From the data that follows, report how many lines hold the string "fertility", giving only the number.
## START MATERIAL FOR THIS EXERCISE
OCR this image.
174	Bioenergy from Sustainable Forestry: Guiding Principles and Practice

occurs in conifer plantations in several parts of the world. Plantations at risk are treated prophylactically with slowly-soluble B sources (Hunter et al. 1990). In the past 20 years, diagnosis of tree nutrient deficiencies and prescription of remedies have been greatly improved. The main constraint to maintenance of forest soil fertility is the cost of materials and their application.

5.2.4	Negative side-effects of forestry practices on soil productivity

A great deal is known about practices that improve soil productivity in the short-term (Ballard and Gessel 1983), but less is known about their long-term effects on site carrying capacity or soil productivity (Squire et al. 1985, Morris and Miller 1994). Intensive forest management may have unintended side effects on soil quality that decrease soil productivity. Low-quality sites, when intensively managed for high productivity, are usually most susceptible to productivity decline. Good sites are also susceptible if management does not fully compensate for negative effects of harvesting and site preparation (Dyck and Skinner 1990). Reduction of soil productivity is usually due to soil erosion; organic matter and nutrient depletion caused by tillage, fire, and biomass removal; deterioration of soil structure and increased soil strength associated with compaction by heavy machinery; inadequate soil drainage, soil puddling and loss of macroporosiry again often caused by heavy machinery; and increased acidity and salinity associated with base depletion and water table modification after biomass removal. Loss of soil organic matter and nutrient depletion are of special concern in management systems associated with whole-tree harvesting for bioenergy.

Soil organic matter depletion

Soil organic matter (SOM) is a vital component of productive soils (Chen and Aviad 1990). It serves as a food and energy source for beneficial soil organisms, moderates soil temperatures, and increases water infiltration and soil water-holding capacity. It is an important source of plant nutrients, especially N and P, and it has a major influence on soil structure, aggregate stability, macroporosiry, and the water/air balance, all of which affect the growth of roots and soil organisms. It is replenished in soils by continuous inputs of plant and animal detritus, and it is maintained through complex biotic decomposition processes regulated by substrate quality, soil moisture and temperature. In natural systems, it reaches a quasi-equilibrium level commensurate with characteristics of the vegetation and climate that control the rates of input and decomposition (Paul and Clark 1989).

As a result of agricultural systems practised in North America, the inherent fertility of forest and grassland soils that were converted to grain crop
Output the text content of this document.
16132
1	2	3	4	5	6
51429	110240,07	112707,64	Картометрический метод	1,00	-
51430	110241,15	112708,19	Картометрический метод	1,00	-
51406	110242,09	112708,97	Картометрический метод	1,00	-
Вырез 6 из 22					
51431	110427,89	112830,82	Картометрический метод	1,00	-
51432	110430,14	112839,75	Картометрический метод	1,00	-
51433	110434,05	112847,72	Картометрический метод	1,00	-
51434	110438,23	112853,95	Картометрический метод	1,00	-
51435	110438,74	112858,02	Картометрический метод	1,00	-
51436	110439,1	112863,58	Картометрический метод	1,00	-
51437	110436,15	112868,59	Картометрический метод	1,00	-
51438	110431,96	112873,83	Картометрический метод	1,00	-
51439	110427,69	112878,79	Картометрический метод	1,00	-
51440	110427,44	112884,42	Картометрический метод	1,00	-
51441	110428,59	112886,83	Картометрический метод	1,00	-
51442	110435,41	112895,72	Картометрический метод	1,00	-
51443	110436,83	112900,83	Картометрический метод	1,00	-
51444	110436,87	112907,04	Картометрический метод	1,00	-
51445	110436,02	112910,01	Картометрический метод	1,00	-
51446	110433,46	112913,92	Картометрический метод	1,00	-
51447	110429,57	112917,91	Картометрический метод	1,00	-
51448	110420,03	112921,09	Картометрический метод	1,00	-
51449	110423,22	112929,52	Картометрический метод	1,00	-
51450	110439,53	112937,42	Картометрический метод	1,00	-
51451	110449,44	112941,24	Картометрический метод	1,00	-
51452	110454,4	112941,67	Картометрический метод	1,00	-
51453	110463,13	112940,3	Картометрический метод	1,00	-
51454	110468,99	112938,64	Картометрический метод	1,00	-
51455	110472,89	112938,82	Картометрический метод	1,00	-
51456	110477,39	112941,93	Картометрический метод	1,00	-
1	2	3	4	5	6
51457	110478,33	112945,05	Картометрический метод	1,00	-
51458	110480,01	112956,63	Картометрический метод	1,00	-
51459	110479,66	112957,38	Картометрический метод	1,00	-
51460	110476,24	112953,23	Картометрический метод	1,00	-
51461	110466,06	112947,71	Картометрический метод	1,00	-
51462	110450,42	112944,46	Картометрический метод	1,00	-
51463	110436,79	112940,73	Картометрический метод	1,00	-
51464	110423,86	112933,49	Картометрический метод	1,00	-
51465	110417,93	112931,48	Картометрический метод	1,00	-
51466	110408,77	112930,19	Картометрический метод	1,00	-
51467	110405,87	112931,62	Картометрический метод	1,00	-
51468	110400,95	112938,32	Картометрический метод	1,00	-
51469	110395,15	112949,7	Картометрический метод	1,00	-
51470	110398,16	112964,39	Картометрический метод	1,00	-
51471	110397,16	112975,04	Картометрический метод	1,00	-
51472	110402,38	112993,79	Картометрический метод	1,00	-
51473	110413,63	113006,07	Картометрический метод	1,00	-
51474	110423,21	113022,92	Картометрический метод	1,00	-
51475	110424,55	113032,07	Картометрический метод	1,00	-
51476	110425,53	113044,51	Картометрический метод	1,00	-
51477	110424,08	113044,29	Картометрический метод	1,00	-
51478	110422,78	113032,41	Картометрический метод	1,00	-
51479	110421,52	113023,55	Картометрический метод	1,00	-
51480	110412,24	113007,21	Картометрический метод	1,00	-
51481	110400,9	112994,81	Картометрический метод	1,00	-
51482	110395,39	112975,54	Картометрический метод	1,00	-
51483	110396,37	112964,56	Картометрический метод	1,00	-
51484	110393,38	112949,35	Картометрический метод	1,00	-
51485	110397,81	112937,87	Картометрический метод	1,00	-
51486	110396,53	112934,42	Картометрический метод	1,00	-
## END MATERIAL FOR THIS EXERCISE
CORRECT RESPONSE:
2